#### Records from a collection of figures:

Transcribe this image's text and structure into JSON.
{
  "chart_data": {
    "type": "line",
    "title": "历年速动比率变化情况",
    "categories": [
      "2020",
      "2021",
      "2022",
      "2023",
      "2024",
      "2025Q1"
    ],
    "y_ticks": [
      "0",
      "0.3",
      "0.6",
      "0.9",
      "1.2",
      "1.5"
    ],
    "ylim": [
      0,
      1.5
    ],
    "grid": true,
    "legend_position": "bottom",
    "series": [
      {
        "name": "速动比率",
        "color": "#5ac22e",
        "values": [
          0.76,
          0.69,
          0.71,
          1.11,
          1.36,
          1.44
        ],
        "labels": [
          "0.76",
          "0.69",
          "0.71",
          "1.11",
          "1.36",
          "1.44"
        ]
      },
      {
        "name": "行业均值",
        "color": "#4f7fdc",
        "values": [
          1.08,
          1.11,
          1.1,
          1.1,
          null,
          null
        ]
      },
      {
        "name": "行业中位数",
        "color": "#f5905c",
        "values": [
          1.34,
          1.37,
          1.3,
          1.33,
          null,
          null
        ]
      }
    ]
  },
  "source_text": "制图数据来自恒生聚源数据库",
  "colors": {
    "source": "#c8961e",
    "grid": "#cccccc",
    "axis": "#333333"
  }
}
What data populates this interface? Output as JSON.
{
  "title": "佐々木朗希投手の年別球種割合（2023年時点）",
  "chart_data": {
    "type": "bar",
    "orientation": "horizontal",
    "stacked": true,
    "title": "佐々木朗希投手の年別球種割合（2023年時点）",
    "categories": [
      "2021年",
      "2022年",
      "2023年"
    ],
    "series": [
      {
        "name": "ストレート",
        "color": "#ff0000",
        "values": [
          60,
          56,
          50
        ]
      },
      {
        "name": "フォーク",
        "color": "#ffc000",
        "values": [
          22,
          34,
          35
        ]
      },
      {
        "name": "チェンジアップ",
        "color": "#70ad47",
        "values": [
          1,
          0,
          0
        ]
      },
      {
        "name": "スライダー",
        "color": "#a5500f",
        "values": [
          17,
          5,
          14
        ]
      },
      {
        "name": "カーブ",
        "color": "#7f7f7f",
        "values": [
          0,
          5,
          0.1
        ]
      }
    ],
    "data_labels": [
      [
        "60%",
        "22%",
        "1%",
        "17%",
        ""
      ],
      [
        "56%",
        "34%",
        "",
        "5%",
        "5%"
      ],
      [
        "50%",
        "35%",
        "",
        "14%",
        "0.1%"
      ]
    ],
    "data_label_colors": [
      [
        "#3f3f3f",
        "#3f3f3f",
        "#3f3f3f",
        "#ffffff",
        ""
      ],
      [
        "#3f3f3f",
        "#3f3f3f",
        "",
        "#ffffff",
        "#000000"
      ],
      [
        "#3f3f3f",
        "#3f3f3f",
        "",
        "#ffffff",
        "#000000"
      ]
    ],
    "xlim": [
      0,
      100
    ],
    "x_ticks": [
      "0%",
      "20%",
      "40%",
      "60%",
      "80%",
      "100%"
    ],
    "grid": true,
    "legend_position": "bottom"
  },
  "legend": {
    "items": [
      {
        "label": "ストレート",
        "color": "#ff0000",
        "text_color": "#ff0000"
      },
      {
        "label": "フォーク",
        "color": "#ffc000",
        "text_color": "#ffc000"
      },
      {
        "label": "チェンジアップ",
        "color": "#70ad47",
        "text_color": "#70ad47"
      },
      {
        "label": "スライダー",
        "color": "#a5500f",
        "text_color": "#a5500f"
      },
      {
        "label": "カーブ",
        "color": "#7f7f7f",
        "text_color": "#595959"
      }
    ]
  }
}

#### WORK REQUIRED:
Provide an exact reproduction of all the entries shown above.

#### WRITTEN SOLUTION:
Transcribe this image's text and structure into JSON.
{
  "chart_data": {
    "type": "line",
    "title": "历年速动比率变化情况",
    "categories": [
      "2020",
      "2021",
      "2022",
      "2023",
      "2024",
      "2025Q1"
    ],
    "y_ticks": [
      "0",
      "0.3",
      "0.6",
      "0.9",
      "1.2",
      "1.5"
    ],
    "ylim": [
      0,
      1.5
    ],
    "grid": true,
    "legend_position": "bottom",
    "series": [
      {
        "name": "速动比率",
        "color": "#5ac22e",
        "values": [
          0.76,
          0.69,
          0.71,
          1.11,
          1.36,
          1.44
        ],
        "labels": [
          "0.76",
          "0.69",
          "0.71",
          "1.11",
          "1.36",
          "1.44"
        ]
      },
      {
        "name": "行业均值",
        "color": "#4f7fdc",
        "values": [
          1.08,
          1.11,
          1.1,
          1.1,
          null,
          null
        ]
      },
      {
        "name": "行业中位数",
        "color": "#f5905c",
        "values": [
          1.34,
          1.37,
          1.3,
          1.33,
          null,
          null
        ]
      }
    ]
  },
  "source_text": "制图数据来自恒生聚源数据库",
  "colors": {
    "source": "#c8961e",
    "grid": "#cccccc",
    "axis": "#333333"
  }
}
What data populates this interface? Output as JSON.
{
  "title": "佐々木朗希投手の年別球種割合（2023年時点）",
  "chart_data": {
    "type": "bar",
    "orientation": "horizontal",
    "stacked": true,
    "title": "佐々木朗希投手の年別球種割合（2023年時点）",
    "categories": [
      "2021年",
      "2022年",
      "2023年"
    ],
    "series": [
      {
        "name": "ストレート",
        "color": "#ff0000",
        "values": [
          60,
          56,
          50
        ]
      },
      {
        "name": "フォーク",
        "color": "#ffc000",
        "values": [
          22,
          34,
          35
        ]
      },
      {
        "name": "チェンジアップ",
        "color": "#70ad47",
        "values": [
          1,
          0,
          0
        ]
      },
      {
        "name": "スライダー",
        "color": "#a5500f",
        "values": [
          17,
          5,
          14
        ]
      },
      {
        "name": "カーブ",
        "color": "#7f7f7f",
        "values": [
          0,
          5,
          0.1
        ]
      }
    ],
    "data_labels": [
      [
        "60%",
        "22%",
        "1%",
        "17%",
        ""
      ],
      [
        "56%",
        "34%",
        "",
        "5%",
        "5%"
      ],
      [
        "50%",
        "35%",
        "",
        "14%",
        "0.1%"
      ]
    ],
    "data_label_colors": [
      [
        "#3f3f3f",
        "#3f3f3f",
        "#3f3f3f",
        "#ffffff",
        ""
      ],
      [
        "#3f3f3f",
        "#3f3f3f",
        "",
        "#ffffff",
        "#000000"
      ],
      [
        "#3f3f3f",
        "#3f3f3f",
        "",
        "#ffffff",
        "#000000"
      ]
    ],
    "xlim": [
      0,
      100
    ],
    "x_ticks": [
      "0%",
      "20%",
      "40%",
      "60%",
      "80%",
      "100%"
    ],
    "grid": true,
    "legend_position": "bottom"
  },
  "legend": {
    "items": [
      {
        "label": "ストレート",
        "color": "#ff0000",
        "text_color": "#ff0000"
      },
      {
        "label": "フォーク",
        "color": "#ffc000",
        "text_color": "#ffc000"
      },
      {
        "label": "チェンジアップ",
        "color": "#70ad47",
        "text_color": "#70ad47"
      },
      {
        "label": "スライダー",
        "color": "#a5500f",
        "text_color": "#a5500f"
      },
      {
        "label": "カーブ",
        "color": "#7f7f7f",
        "text_color": "#595959"
      }
    ]
  }
}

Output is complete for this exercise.